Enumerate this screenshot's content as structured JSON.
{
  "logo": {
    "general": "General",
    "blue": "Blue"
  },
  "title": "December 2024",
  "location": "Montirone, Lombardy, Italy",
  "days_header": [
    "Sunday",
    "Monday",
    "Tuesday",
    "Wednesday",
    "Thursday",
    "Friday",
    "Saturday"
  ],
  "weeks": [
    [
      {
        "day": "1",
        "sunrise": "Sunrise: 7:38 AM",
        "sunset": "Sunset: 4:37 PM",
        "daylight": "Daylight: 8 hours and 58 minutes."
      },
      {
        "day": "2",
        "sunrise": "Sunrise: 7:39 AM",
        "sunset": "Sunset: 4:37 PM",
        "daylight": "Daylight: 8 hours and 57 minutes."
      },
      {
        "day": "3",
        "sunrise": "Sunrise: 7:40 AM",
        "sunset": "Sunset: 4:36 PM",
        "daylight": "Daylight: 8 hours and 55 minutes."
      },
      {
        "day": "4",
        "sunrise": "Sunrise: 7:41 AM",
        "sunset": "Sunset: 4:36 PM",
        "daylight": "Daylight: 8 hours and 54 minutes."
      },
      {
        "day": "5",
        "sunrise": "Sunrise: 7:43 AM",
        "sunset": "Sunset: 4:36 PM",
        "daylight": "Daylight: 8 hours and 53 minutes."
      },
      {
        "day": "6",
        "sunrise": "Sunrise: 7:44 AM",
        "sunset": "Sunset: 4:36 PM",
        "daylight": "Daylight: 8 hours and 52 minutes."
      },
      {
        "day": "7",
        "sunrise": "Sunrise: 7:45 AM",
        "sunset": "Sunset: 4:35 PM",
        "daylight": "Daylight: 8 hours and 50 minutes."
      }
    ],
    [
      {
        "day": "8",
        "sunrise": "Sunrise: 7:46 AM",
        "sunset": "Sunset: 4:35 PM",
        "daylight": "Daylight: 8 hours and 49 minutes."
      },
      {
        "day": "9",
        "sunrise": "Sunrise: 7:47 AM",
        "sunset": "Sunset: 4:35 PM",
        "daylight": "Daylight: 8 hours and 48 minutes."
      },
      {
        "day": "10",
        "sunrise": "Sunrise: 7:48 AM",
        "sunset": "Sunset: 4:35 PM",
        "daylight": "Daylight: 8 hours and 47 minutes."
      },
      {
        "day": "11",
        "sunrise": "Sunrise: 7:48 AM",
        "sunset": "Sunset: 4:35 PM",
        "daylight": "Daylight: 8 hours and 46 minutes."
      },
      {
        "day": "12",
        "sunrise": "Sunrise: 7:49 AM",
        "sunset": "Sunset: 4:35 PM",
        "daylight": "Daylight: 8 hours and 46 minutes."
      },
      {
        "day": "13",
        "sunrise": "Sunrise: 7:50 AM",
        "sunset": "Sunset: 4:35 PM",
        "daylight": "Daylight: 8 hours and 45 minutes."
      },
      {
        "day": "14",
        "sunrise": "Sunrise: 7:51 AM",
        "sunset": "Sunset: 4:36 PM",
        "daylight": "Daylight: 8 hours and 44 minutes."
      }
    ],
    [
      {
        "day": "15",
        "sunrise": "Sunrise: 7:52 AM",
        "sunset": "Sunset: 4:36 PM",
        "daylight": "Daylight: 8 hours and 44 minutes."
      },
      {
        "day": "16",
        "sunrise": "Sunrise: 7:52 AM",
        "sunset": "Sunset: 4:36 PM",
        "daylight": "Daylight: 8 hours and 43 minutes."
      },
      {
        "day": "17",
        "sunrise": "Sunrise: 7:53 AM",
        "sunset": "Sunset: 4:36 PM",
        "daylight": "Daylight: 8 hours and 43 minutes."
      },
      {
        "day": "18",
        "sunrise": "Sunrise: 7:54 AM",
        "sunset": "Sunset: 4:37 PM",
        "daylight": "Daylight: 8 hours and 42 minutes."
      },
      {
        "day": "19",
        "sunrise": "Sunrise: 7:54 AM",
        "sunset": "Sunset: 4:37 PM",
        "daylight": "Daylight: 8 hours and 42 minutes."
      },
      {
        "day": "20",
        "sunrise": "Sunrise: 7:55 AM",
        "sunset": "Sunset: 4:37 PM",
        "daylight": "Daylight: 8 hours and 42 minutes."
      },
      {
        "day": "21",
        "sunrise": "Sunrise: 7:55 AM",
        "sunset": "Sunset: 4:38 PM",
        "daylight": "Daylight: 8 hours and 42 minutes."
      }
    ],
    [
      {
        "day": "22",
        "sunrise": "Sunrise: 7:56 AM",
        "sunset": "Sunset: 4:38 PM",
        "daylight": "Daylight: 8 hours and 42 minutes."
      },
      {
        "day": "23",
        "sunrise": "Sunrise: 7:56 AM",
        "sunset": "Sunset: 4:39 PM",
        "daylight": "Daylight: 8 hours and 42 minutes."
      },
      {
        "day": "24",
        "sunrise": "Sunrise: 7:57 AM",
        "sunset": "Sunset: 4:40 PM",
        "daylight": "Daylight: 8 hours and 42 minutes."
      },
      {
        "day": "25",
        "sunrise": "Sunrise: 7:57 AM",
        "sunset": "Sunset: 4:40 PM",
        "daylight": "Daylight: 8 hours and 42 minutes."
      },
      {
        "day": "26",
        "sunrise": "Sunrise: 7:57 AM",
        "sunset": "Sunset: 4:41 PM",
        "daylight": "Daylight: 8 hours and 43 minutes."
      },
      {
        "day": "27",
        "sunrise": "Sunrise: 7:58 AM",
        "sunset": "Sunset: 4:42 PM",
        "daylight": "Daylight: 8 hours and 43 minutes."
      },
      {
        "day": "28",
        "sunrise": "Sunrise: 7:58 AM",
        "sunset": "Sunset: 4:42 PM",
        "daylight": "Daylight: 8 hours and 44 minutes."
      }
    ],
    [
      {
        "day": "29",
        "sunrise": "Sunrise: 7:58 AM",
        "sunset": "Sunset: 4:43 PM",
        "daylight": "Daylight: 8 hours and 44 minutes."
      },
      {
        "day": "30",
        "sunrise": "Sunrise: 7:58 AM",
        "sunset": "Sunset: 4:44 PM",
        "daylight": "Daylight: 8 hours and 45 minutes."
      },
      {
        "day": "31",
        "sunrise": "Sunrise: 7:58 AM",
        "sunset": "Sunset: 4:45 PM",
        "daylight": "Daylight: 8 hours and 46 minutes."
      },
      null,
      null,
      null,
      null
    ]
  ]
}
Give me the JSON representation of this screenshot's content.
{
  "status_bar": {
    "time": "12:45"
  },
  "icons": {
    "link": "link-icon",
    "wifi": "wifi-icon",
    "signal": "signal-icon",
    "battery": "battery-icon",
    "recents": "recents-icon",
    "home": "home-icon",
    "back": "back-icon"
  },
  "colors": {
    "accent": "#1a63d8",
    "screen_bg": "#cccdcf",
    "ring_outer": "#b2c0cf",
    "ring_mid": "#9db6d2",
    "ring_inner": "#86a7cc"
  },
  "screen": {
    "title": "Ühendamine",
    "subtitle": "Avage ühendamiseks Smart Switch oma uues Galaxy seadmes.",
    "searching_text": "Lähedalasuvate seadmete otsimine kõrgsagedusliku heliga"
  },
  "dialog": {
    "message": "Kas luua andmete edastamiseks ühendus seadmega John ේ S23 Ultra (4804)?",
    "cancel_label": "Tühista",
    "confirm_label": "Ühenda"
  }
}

GOAL
Transcribe every record above exactly as it appears.

COMPLETE ANSWER
Enumerate this screenshot's content as structured JSON.
{
  "logo": {
    "general": "General",
    "blue": "Blue"
  },
  "title": "December 2024",
  "location": "Montirone, Lombardy, Italy",
  "days_header": [
    "Sunday",
    "Monday",
    "Tuesday",
    "Wednesday",
    "Thursday",
    "Friday",
    "Saturday"
  ],
  "weeks": [
    [
      {
        "day": "1",
        "sunrise": "Sunrise: 7:38 AM",
        "sunset": "Sunset: 4:37 PM",
        "daylight": "Daylight: 8 hours and 58 minutes."
      },
      {
        "day": "2",
        "sunrise": "Sunrise: 7:39 AM",
        "sunset": "Sunset: 4:37 PM",
        "daylight": "Daylight: 8 hours and 57 minutes."
      },
      {
        "day": "3",
        "sunrise": "Sunrise: 7:40 AM",
        "sunset": "Sunset: 4:36 PM",
        "daylight": "Daylight: 8 hours and 55 minutes."
      },
      {
        "day": "4",
        "sunrise": "Sunrise: 7:41 AM",
        "sunset": "Sunset: 4:36 PM",
        "daylight": "Daylight: 8 hours and 54 minutes."
      },
      {
        "day": "5",
        "sunrise": "Sunrise: 7:43 AM",
        "sunset": "Sunset: 4:36 PM",
        "daylight": "Daylight: 8 hours and 53 minutes."
      },
      {
        "day": "6",
        "sunrise": "Sunrise: 7:44 AM",
        "sunset": "Sunset: 4:36 PM",
        "daylight": "Daylight: 8 hours and 52 minutes."
      },
      {
        "day": "7",
        "sunrise": "Sunrise: 7:45 AM",
        "sunset": "Sunset: 4:35 PM",
        "daylight": "Daylight: 8 hours and 50 minutes."
      }
    ],
    [
      {
        "day": "8",
        "sunrise": "Sunrise: 7:46 AM",
        "sunset": "Sunset: 4:35 PM",
        "daylight": "Daylight: 8 hours and 49 minutes."
      },
      {
        "day": "9",
        "sunrise": "Sunrise: 7:47 AM",
        "sunset": "Sunset: 4:35 PM",
        "daylight": "Daylight: 8 hours and 48 minutes."
      },
      {
        "day": "10",
        "sunrise": "Sunrise: 7:48 AM",
        "sunset": "Sunset: 4:35 PM",
        "daylight": "Daylight: 8 hours and 47 minutes."
      },
      {
        "day": "11",
        "sunrise": "Sunrise: 7:48 AM",
        "sunset": "Sunset: 4:35 PM",
        "daylight": "Daylight: 8 hours and 46 minutes."
      },
      {
        "day": "12",
        "sunrise": "Sunrise: 7:49 AM",
        "sunset": "Sunset: 4:35 PM",
        "daylight": "Daylight: 8 hours and 46 minutes."
      },
      {
        "day": "13",
        "sunrise": "Sunrise: 7:50 AM",
        "sunset": "Sunset: 4:35 PM",
        "daylight": "Daylight: 8 hours and 45 minutes."
      },
      {
        "day": "14",
        "sunrise": "Sunrise: 7:51 AM",
        "sunset": "Sunset: 4:36 PM",
        "daylight": "Daylight: 8 hours and 44 minutes."
      }
    ],
    [
      {
        "day": "15",
        "sunrise": "Sunrise: 7:52 AM",
        "sunset": "Sunset: 4:36 PM",
        "daylight": "Daylight: 8 hours and 44 minutes."
      },
      {
        "day": "16",
        "sunrise": "Sunrise: 7:52 AM",
        "sunset": "Sunset: 4:36 PM",
        "daylight": "Daylight: 8 hours and 43 minutes."
      },
      {
        "day": "17",
        "sunrise": "Sunrise: 7:53 AM",
        "sunset": "Sunset: 4:36 PM",
        "daylight": "Daylight: 8 hours and 43 minutes."
      },
      {
        "day": "18",
        "sunrise": "Sunrise: 7:54 AM",
        "sunset": "Sunset: 4:37 PM",
        "daylight": "Daylight: 8 hours and 42 minutes."
      },
      {
        "day": "19",
        "sunrise": "Sunrise: 7:54 AM",
        "sunset": "Sunset: 4:37 PM",
        "daylight": "Daylight: 8 hours and 42 minutes."
      },
      {
        "day": "20",
        "sunrise": "Sunrise: 7:55 AM",
        "sunset": "Sunset: 4:37 PM",
        "daylight": "Daylight: 8 hours and 42 minutes."
      },
      {
        "day": "21",
        "sunrise": "Sunrise: 7:55 AM",
        "sunset": "Sunset: 4:38 PM",
        "daylight": "Daylight: 8 hours and 42 minutes."
      }
    ],
    [
      {
        "day": "22",
        "sunrise": "Sunrise: 7:56 AM",
        "sunset": "Sunset: 4:38 PM",
        "daylight": "Daylight: 8 hours and 42 minutes."
      },
      {
        "day": "23",
        "sunrise": "Sunrise: 7:56 AM",
        "sunset": "Sunset: 4:39 PM",
        "daylight": "Daylight: 8 hours and 42 minutes."
      },
      {
        "day": "24",
        "sunrise": "Sunrise: 7:57 AM",
        "sunset": "Sunset: 4:40 PM",
        "daylight": "Daylight: 8 hours and 42 minutes."
      },
      {
        "day": "25",
        "sunrise": "Sunrise: 7:57 AM",
        "sunset": "Sunset: 4:40 PM",
        "daylight": "Daylight: 8 hours and 42 minutes."
      },
      {
        "day": "26",
        "sunrise": "Sunrise: 7:57 AM",
        "sunset": "Sunset: 4:41 PM",
        "daylight": "Daylight: 8 hours and 43 minutes."
      },
      {
        "day": "27",
        "sunrise": "Sunrise: 7:58 AM",
        "sunset": "Sunset: 4:42 PM",
        "daylight": "Daylight: 8 hours and 43 minutes."
      },
      {
        "day": "28",
        "sunrise": "Sunrise: 7:58 AM",
        "sunset": "Sunset: 4:42 PM",
        "daylight": "Daylight: 8 hours and 44 minutes."
      }
    ],
    [
      {
        "day": "29",
        "sunrise": "Sunrise: 7:58 AM",
        "sunset": "Sunset: 4:43 PM",
        "daylight": "Daylight: 8 hours and 44 minutes."
      },
      {
        "day": "30",
        "sunrise": "Sunrise: 7:58 AM",
        "sunset": "Sunset: 4:44 PM",
        "daylight": "Daylight: 8 hours and 45 minutes."
      },
      {
        "day": "31",
        "sunrise": "Sunrise: 7:58 AM",
        "sunset": "Sunset: 4:45 PM",
        "daylight": "Daylight: 8 hours and 46 minutes."
      },
      null,
      null,
      null,
      null
    ]
  ]
}
Give me the JSON representation of this screenshot's content.
{
  "status_bar": {
    "time": "12:45"
  },
  "icons": {
    "link": "link-icon",
    "wifi": "wifi-icon",
    "signal": "signal-icon",
    "battery": "battery-icon",
    "recents": "recents-icon",
    "home": "home-icon",
    "back": "back-icon"
  },
  "colors": {
    "accent": "#1a63d8",
    "screen_bg": "#cccdcf",
    "ring_outer": "#b2c0cf",
    "ring_mid": "#9db6d2",
    "ring_inner": "#86a7cc"
  },
  "screen": {
    "title": "Ühendamine",
    "subtitle": "Avage ühendamiseks Smart Switch oma uues Galaxy seadmes.",
    "searching_text": "Lähedalasuvate seadmete otsimine kõrgsagedusliku heliga"
  },
  "dialog": {
    "message": "Kas luua andmete edastamiseks ühendus seadmega John ේ S23 Ultra (4804)?",
    "cancel_label": "Tühista",
    "confirm_label": "Ühenda"
  }
}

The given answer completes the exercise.